→ Given instruction
Return all lines in the material below that contain "JSON".

(Recorded data)
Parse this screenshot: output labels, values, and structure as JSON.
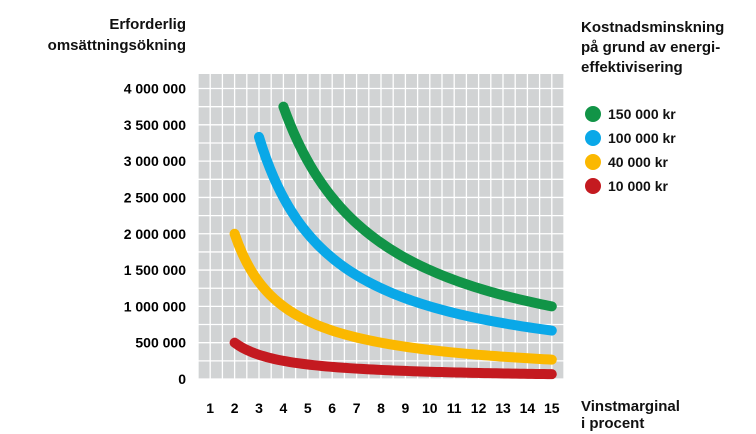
{
  "chart_data": {
    "type": "line",
    "ylabel": [
      "Erforderlig",
      "omsättningsökning"
    ],
    "xlabel": [
      "Vinstmarginal",
      "i procent"
    ],
    "legend_title": [
      "Kostnadsminskning",
      "på grund av energi-",
      "effektivisering"
    ],
    "xlim": [
      1,
      15
    ],
    "ylim": [
      0,
      4000000
    ],
    "x_ticks": [
      "1",
      "2",
      "3",
      "4",
      "5",
      "6",
      "7",
      "8",
      "9",
      "10",
      "11",
      "12",
      "13",
      "14",
      "15"
    ],
    "y_ticks": [
      {
        "value": 0,
        "label": "0"
      },
      {
        "value": 500000,
        "label": "500 000"
      },
      {
        "value": 1000000,
        "label": "1 000 000"
      },
      {
        "value": 1500000,
        "label": "1 500 000"
      },
      {
        "value": 2000000,
        "label": "2 000 000"
      },
      {
        "value": 2500000,
        "label": "2 500 000"
      },
      {
        "value": 3000000,
        "label": "3 000 000"
      },
      {
        "value": 3500000,
        "label": "3 500 000"
      },
      {
        "value": 4000000,
        "label": "4 000 000"
      }
    ],
    "grid": true,
    "legend_position": "right",
    "series": [
      {
        "name": "150 000 kr",
        "color": "#119447",
        "x_start": 4,
        "x_end": 15,
        "points": [
          [
            4,
            3750000
          ],
          [
            15,
            1000000
          ]
        ]
      },
      {
        "name": "100 000 kr",
        "color": "#0aa8e8",
        "x_start": 3,
        "x_end": 15,
        "points": [
          [
            3,
            3333333
          ],
          [
            15,
            666667
          ]
        ]
      },
      {
        "name": "40 000 kr",
        "color": "#fbb800",
        "x_start": 2,
        "x_end": 15,
        "points": [
          [
            2,
            2000000
          ],
          [
            15,
            266667
          ]
        ]
      },
      {
        "name": "10 000 kr",
        "color": "#c41a20",
        "x_start": 2,
        "x_end": 15,
        "points": [
          [
            2,
            500000
          ],
          [
            15,
            66667
          ]
        ]
      }
    ]
  }
}
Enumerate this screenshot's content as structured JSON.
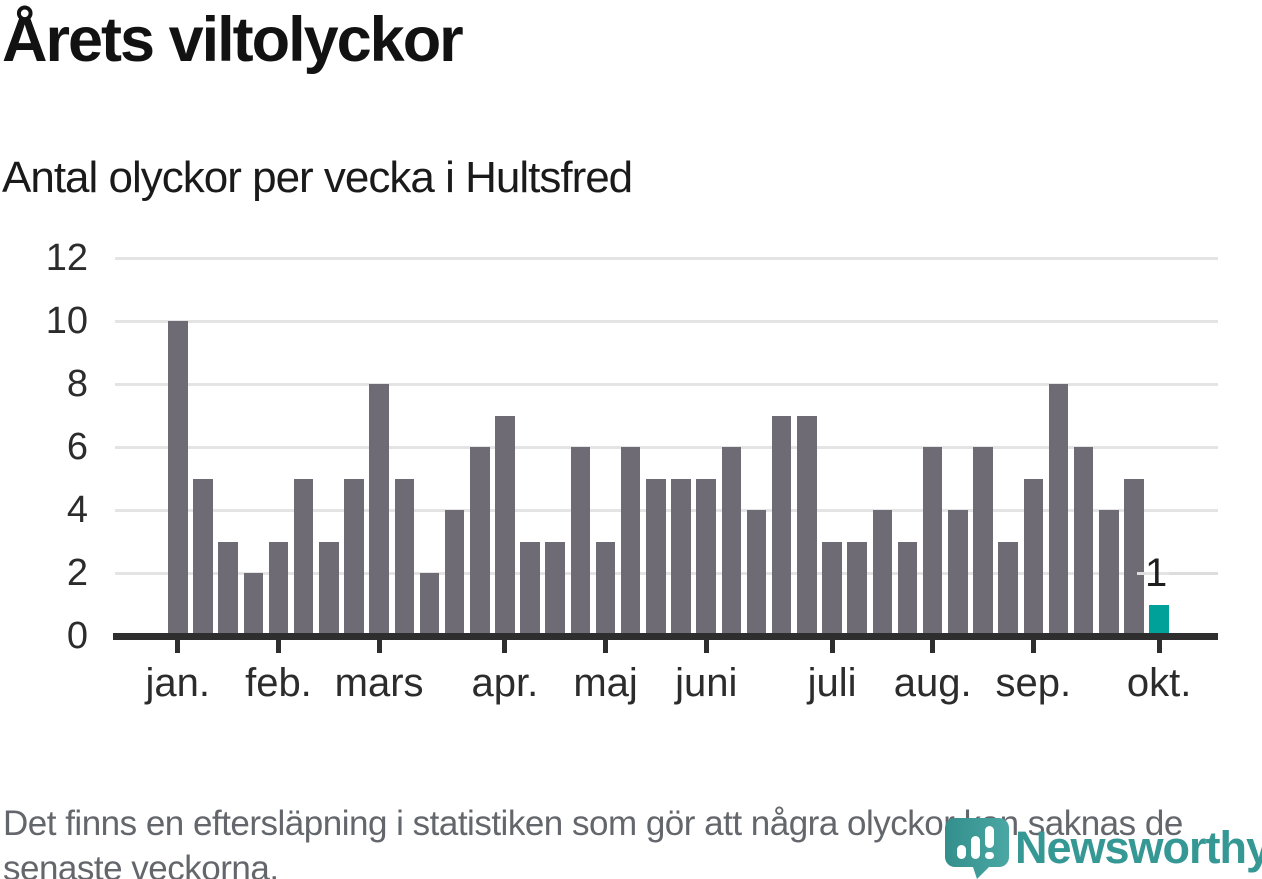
{
  "title": "Årets viltolyckor",
  "subtitle": "Antal olyckor per vecka i Hultsfred",
  "footer": {
    "lines": [
      "Det finns en eftersläpning i statistiken som gör att några olyckor kan saknas de",
      "senaste veckorna."
    ]
  },
  "branding": {
    "name": "Newsworthy",
    "logo_icon": "newsworthy-speech-bubble-with-bar-chart",
    "wordmark_color": "#369894",
    "icon_color_dark": "#338f8c",
    "icon_color_light": "#4aa7a3"
  },
  "colors": {
    "bar": "#6E6B74",
    "highlight": "#00A199",
    "gridline": "#E4E4E4",
    "axis": "#2E2E2E",
    "axis_text": "#2C2C2C",
    "annotation_text": "#1E1E1E",
    "annotation_line": "#DDDDDD",
    "footer_text": "#63676C"
  },
  "chart_data": {
    "type": "bar",
    "title": "Årets viltolyckor",
    "subtitle": "Antal olyckor per vecka i Hultsfred",
    "x_unit": "vecka (week), 40 weekly bars jan–okt",
    "values": [
      10,
      5,
      3,
      2,
      3,
      5,
      3,
      5,
      8,
      5,
      2,
      4,
      6,
      7,
      3,
      3,
      6,
      3,
      6,
      5,
      5,
      5,
      6,
      4,
      7,
      7,
      3,
      3,
      4,
      3,
      6,
      4,
      6,
      3,
      5,
      8,
      6,
      4,
      5,
      1
    ],
    "month_ticks": [
      {
        "label": "jan.",
        "week": 1
      },
      {
        "label": "feb.",
        "week": 5
      },
      {
        "label": "mars",
        "week": 9
      },
      {
        "label": "apr.",
        "week": 14
      },
      {
        "label": "maj",
        "week": 18
      },
      {
        "label": "juni",
        "week": 22
      },
      {
        "label": "juli",
        "week": 27
      },
      {
        "label": "aug.",
        "week": 31
      },
      {
        "label": "sep.",
        "week": 35
      },
      {
        "label": "okt.",
        "week": 40
      }
    ],
    "yticks": [
      0,
      2,
      4,
      6,
      8,
      10,
      12
    ],
    "ylim": [
      0,
      12
    ],
    "grid": true,
    "legend": "none",
    "highlight_last": true,
    "last_value_label": "1"
  }
}
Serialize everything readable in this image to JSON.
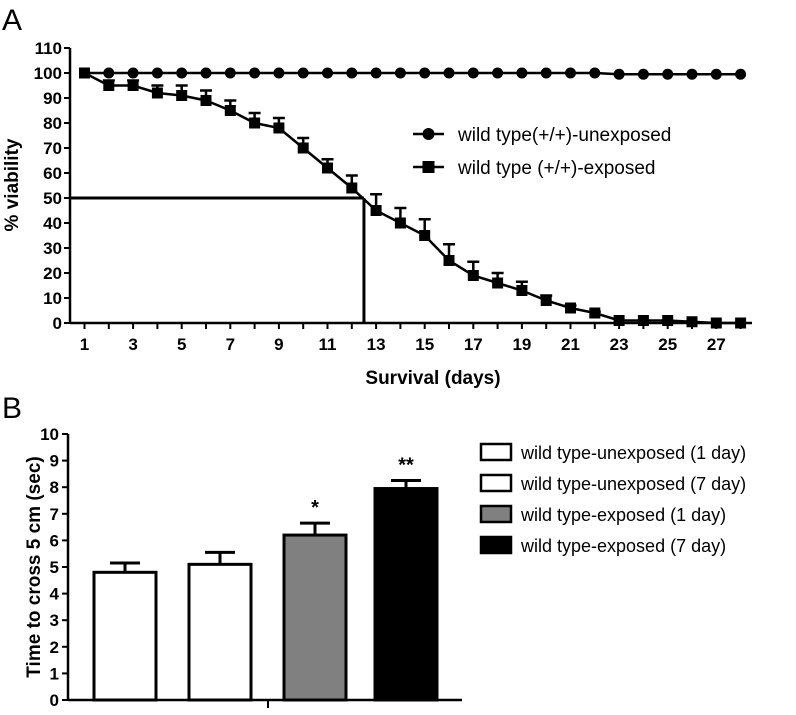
{
  "chart_data": [
    {
      "panel_label": "A",
      "type": "line",
      "xlabel": "Survival (days)",
      "ylabel": "% viability",
      "xlim": [
        0.5,
        28.5
      ],
      "ylim": [
        0,
        110
      ],
      "x_ticks": [
        1,
        3,
        5,
        7,
        9,
        11,
        13,
        15,
        17,
        19,
        21,
        23,
        25,
        27
      ],
      "y_ticks": [
        0,
        10,
        20,
        30,
        40,
        50,
        60,
        70,
        80,
        90,
        100,
        110
      ],
      "legend_position": "center-right",
      "reference_lines": {
        "y": 50,
        "x": 12.5
      },
      "series": [
        {
          "name": "wild type(+/+)-unexposed",
          "marker": "circle",
          "x": [
            1,
            2,
            3,
            4,
            5,
            6,
            7,
            8,
            9,
            10,
            11,
            12,
            13,
            14,
            15,
            16,
            17,
            18,
            19,
            20,
            21,
            22,
            23,
            24,
            25,
            26,
            27,
            28
          ],
          "y": [
            100,
            100,
            100,
            100,
            100,
            100,
            100,
            100,
            100,
            100,
            100,
            100,
            100,
            100,
            100,
            100,
            100,
            100,
            100,
            100,
            100,
            100,
            99.5,
            99.5,
            99.5,
            99.5,
            99.5,
            99.5
          ]
        },
        {
          "name": "wild type (+/+)-exposed",
          "marker": "square",
          "x": [
            1,
            2,
            3,
            4,
            5,
            6,
            7,
            8,
            9,
            10,
            11,
            12,
            13,
            14,
            15,
            16,
            17,
            18,
            19,
            20,
            21,
            22,
            23,
            24,
            25,
            26,
            27,
            28
          ],
          "y": [
            100,
            95,
            95,
            92,
            91,
            89,
            85,
            80,
            78,
            70,
            62,
            54,
            45,
            40,
            35,
            25,
            19,
            16,
            13,
            9,
            6,
            4,
            1,
            1,
            1,
            0.5,
            0,
            0
          ],
          "error": [
            0,
            2,
            2,
            3,
            4,
            4,
            4,
            4,
            4,
            4,
            3.5,
            5,
            6.5,
            6,
            6.5,
            6.5,
            5.5,
            4,
            3.5,
            2,
            1,
            0.5,
            0,
            0,
            0,
            0,
            0,
            0
          ]
        }
      ]
    },
    {
      "panel_label": "B",
      "type": "bar",
      "xlabel": "",
      "ylabel": "Time to cross 5 cm (sec)",
      "ylim": [
        0,
        10
      ],
      "y_ticks": [
        0,
        1,
        2,
        3,
        4,
        5,
        6,
        7,
        8,
        9,
        10
      ],
      "legend_position": "right",
      "bars": [
        {
          "name": "wild type-unexposed (1 day)",
          "value": 4.8,
          "error": 0.35,
          "color": "#ffffff",
          "annotation": ""
        },
        {
          "name": "wild type-unexposed (7 day)",
          "value": 5.1,
          "error": 0.45,
          "color": "#ffffff",
          "annotation": ""
        },
        {
          "name": "wild type-exposed (1 day)",
          "value": 6.2,
          "error": 0.45,
          "color": "#808080",
          "annotation": "*"
        },
        {
          "name": "wild type-exposed (7 day)",
          "value": 7.95,
          "error": 0.3,
          "color": "#000000",
          "annotation": "**"
        }
      ]
    }
  ]
}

→ Written reply
Parse this screenshot: output labels, values, and structure as JSON.
Enumerate this screenshot's content as structured JSON.
Serialize everything readable in this image to JSON.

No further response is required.